== Set problem ==
Among the lines below, list those containing the string "Rates".

Rows from a dataset:
....

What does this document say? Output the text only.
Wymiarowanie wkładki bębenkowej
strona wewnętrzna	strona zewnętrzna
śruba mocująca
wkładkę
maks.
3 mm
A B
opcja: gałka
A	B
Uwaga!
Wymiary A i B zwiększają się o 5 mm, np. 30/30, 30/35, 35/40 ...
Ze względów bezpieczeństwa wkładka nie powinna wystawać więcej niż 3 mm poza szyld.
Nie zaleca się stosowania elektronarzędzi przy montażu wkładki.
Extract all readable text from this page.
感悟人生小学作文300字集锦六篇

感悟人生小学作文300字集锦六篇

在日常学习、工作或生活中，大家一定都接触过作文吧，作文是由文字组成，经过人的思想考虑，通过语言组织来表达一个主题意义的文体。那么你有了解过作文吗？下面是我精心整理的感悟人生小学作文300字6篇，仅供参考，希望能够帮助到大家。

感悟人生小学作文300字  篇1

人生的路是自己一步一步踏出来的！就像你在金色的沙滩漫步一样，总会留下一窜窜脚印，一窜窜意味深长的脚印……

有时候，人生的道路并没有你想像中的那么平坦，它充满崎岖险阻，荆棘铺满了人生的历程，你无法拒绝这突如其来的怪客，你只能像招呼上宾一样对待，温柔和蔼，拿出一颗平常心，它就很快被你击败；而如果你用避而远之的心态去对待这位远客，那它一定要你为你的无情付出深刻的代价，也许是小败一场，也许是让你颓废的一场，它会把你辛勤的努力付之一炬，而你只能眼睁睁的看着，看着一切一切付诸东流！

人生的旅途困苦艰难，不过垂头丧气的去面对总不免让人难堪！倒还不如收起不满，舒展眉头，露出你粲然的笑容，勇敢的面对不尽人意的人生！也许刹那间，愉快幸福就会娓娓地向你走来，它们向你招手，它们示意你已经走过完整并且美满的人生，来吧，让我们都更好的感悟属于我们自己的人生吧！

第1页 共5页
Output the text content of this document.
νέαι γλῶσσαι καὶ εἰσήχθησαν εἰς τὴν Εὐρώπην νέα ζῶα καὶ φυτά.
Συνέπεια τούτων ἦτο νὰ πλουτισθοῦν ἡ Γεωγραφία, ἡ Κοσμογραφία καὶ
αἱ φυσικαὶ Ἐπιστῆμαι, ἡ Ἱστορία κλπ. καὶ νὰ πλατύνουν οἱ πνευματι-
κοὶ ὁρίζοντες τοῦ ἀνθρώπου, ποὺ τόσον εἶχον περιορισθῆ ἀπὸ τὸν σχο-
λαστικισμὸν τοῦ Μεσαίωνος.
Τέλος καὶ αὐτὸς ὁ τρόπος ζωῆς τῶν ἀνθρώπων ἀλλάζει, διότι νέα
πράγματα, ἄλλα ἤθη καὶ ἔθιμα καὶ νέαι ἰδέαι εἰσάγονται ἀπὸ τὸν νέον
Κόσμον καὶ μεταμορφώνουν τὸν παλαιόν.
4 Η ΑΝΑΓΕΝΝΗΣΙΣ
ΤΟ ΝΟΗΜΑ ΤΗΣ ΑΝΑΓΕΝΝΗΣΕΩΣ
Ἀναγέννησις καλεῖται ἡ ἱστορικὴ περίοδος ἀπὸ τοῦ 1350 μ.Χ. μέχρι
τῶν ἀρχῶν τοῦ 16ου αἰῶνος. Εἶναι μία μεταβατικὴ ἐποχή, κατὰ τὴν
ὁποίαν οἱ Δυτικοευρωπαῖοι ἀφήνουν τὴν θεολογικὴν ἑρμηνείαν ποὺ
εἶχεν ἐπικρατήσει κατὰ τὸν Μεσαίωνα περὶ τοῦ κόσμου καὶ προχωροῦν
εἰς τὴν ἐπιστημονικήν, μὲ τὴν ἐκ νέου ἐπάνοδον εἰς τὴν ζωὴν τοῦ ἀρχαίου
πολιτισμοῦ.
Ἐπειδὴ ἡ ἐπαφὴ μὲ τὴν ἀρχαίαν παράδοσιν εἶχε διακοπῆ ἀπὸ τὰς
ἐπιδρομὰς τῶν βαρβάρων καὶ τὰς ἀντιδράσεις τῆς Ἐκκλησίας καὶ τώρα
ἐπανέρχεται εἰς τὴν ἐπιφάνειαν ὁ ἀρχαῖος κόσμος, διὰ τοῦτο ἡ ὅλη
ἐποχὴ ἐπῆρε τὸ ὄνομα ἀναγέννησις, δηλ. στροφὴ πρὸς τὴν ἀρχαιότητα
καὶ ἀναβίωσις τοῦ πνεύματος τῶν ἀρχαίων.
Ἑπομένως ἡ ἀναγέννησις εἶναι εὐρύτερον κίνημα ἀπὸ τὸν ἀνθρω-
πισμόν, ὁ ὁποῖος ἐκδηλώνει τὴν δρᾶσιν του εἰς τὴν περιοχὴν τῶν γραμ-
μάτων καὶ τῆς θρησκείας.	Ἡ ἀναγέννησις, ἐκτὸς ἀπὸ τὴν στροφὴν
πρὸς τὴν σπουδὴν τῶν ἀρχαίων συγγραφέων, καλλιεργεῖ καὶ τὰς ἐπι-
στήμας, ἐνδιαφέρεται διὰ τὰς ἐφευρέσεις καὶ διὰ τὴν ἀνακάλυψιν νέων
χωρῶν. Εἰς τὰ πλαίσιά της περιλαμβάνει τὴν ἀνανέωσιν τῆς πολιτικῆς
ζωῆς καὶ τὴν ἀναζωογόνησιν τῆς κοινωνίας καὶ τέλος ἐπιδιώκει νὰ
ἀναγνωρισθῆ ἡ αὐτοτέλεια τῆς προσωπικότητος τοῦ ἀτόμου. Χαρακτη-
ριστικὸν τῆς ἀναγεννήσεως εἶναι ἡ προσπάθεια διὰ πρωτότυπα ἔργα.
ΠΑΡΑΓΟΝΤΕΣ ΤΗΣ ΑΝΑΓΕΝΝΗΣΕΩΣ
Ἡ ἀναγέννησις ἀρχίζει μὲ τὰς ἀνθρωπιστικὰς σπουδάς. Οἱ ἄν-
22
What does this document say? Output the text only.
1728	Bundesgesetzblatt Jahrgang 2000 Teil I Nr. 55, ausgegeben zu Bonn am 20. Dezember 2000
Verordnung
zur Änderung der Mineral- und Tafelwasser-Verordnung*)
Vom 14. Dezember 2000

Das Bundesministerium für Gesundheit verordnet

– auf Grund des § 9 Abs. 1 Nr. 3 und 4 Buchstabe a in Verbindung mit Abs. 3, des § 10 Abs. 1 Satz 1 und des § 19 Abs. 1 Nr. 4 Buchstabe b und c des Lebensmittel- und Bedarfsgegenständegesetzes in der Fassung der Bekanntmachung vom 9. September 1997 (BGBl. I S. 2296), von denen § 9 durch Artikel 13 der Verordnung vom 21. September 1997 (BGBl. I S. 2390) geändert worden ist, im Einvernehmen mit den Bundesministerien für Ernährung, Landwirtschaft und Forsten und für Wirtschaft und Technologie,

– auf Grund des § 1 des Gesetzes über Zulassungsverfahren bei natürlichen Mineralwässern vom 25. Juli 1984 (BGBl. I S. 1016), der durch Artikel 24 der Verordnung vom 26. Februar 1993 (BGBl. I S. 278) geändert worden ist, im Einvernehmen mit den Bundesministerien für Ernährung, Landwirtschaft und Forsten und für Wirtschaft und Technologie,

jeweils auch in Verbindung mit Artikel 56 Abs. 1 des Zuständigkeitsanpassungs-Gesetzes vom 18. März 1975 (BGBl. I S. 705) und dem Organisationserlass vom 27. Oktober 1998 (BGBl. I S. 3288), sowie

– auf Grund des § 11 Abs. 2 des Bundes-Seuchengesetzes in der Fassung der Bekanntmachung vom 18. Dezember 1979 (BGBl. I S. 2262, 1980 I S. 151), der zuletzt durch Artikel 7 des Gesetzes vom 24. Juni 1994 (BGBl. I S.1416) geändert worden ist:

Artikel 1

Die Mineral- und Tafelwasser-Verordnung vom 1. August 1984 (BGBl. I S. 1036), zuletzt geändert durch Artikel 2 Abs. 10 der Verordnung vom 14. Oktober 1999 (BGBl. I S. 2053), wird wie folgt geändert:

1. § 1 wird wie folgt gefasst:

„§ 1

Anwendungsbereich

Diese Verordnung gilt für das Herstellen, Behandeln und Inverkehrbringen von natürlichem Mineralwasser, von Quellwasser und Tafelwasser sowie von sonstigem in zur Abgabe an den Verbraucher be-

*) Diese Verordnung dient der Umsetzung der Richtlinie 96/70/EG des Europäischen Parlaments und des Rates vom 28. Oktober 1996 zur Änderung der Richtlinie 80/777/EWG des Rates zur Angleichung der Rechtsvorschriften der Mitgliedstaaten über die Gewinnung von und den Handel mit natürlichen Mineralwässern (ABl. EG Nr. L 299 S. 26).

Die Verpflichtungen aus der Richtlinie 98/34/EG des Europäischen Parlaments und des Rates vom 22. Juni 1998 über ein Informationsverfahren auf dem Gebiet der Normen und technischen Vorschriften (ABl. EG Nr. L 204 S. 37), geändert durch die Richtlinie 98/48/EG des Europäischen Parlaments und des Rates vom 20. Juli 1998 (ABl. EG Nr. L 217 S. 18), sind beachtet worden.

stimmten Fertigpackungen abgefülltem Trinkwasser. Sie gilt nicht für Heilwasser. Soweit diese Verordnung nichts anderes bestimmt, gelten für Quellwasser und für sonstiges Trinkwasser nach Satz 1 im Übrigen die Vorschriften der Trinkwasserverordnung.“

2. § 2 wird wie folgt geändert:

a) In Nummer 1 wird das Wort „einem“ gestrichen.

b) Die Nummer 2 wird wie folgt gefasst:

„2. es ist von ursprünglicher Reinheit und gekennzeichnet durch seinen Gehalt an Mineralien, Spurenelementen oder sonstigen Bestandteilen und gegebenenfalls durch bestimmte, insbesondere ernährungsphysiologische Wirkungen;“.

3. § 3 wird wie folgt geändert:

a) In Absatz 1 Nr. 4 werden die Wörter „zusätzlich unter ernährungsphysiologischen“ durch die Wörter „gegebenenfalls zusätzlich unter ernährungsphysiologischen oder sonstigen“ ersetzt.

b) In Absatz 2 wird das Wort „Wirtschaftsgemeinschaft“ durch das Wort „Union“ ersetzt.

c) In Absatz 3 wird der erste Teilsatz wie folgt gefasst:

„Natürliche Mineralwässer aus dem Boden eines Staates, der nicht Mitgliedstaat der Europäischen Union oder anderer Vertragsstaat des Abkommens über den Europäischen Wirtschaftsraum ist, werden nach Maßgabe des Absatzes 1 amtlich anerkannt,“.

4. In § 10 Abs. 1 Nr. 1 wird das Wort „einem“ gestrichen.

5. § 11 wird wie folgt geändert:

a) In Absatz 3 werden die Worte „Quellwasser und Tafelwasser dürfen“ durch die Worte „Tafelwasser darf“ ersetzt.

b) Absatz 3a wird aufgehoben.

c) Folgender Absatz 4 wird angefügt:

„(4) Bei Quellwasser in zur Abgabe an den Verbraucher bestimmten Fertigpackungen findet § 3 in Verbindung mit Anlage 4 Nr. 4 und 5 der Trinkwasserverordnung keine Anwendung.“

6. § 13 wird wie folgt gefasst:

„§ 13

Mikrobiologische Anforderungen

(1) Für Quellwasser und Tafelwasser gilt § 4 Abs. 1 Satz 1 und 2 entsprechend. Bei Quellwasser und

....

== Complete response ==
*) Diese Verordnung dient der Umsetzung der Richtlinie 96/70/EG des Europäischen Parlaments und des Rates vom 28. Oktober 1996 zur Änderung der Richtlinie 80/777/EWG des Rates zur Angleichung der Rechtsvorschriften der Mitgliedstaaten über die Gewinnung von und den Handel mit natürlichen Mineralwässern (ABl. EG Nr. L 299 S. 26).
Die Verpflichtungen aus der Richtlinie 98/34/EG des Europäischen Parlaments und des Rates vom 22. Juni 1998 über ein Informationsverfahren auf dem Gebiet der Normen und technischen Vorschriften (ABl. EG Nr. L 204 S. 37), geändert durch die Richtlinie 98/48/EG des Europäischen Parlaments und des Rates vom 20. Juli 1998 (ABl. EG Nr. L 217 S. 18), sind beachtet worden.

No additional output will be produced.